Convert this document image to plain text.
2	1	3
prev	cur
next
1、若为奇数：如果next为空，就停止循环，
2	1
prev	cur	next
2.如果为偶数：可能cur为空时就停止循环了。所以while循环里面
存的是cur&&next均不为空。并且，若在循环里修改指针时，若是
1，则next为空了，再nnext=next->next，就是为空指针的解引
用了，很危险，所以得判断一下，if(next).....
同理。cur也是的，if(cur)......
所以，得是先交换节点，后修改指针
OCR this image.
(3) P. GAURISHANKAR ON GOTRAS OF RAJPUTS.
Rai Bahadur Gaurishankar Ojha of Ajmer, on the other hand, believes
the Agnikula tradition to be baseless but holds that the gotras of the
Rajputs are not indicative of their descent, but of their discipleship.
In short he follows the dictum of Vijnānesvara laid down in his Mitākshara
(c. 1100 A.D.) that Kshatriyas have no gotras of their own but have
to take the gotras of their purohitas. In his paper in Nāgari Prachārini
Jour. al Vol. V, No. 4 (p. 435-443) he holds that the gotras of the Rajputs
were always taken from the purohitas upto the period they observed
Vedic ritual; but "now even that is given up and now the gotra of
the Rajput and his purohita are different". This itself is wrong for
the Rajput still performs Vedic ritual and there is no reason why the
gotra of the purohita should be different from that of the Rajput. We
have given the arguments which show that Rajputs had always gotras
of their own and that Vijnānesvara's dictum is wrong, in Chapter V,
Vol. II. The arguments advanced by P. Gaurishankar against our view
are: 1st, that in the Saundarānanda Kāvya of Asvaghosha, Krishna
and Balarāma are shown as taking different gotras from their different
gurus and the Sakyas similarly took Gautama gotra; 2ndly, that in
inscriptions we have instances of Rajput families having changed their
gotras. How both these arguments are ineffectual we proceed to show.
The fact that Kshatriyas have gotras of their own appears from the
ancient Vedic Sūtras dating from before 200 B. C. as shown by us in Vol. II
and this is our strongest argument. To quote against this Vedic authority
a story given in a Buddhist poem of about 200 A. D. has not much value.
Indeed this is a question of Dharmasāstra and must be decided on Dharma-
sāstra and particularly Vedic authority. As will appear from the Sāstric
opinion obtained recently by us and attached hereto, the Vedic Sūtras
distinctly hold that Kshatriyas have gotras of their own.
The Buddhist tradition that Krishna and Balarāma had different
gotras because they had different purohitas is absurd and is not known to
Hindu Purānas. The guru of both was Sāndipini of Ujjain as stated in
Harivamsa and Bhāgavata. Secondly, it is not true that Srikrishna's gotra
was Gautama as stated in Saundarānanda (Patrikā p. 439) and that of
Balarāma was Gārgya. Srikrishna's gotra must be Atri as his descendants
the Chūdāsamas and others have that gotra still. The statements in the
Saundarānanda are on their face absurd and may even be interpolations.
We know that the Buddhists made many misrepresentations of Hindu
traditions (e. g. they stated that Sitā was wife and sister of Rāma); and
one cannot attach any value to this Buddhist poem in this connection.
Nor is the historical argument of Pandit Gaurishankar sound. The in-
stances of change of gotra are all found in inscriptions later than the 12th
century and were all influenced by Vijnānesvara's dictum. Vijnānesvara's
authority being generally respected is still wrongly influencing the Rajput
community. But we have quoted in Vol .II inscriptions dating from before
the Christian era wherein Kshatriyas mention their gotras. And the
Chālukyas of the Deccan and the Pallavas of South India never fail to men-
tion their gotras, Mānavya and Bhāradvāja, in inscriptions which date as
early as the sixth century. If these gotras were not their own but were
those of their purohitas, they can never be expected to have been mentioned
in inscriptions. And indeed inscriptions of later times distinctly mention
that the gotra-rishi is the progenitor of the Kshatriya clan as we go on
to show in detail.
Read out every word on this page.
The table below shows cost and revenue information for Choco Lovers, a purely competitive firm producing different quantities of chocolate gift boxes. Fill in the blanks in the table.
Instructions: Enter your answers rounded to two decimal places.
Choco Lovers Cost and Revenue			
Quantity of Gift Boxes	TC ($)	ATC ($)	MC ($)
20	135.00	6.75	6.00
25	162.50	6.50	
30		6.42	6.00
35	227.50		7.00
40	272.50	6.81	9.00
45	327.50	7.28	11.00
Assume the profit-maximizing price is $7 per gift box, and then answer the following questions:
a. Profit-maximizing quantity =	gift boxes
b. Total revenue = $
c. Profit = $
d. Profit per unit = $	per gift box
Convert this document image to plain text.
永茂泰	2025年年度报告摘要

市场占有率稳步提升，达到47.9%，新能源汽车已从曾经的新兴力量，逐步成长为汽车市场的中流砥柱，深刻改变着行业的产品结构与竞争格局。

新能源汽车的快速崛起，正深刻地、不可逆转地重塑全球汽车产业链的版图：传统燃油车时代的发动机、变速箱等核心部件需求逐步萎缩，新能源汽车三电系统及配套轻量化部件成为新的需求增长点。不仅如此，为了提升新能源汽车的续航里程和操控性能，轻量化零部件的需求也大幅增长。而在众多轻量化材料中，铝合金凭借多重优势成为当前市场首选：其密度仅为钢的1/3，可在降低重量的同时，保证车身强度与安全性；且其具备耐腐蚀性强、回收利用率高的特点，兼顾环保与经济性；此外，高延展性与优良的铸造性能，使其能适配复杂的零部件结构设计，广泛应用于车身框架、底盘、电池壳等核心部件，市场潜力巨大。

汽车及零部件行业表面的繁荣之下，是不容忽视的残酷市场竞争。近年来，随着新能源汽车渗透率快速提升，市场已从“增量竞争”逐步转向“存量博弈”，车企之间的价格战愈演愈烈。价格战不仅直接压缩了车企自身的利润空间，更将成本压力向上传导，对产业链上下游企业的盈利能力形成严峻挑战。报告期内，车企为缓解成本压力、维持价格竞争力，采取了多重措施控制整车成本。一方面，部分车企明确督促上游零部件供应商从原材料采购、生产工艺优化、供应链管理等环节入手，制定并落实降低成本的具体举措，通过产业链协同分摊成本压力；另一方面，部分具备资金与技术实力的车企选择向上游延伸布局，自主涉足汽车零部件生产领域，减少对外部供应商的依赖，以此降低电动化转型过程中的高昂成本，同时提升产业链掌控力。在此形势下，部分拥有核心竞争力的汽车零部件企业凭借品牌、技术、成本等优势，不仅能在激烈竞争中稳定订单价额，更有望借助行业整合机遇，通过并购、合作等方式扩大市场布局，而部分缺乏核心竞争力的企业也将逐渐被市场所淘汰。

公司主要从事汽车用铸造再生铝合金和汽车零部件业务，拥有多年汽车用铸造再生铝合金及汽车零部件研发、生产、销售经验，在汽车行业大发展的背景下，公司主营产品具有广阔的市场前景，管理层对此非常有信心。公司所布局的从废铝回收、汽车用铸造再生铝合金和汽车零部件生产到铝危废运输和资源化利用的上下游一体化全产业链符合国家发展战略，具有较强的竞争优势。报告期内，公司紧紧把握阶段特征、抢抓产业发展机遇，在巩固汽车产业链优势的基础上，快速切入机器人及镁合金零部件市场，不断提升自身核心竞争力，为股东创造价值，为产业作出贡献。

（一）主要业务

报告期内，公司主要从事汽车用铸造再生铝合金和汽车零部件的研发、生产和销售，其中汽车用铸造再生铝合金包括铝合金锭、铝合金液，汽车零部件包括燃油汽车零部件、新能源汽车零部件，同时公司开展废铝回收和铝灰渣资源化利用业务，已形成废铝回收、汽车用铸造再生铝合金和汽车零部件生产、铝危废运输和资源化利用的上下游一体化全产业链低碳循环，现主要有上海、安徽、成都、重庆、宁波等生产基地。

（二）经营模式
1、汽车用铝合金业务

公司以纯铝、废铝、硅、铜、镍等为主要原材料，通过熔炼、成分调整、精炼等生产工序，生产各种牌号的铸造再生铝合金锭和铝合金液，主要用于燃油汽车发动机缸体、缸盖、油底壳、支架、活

....

* SET PROBLEM *
Take every line from the data that contains the word "shown".

* RESULT FOR THIS EXERCISE *
and Balarāma are shown as taking different gotras from their different
ancient Vedic Sūtras dating from before 200 B. C. as shown by us in Vol. II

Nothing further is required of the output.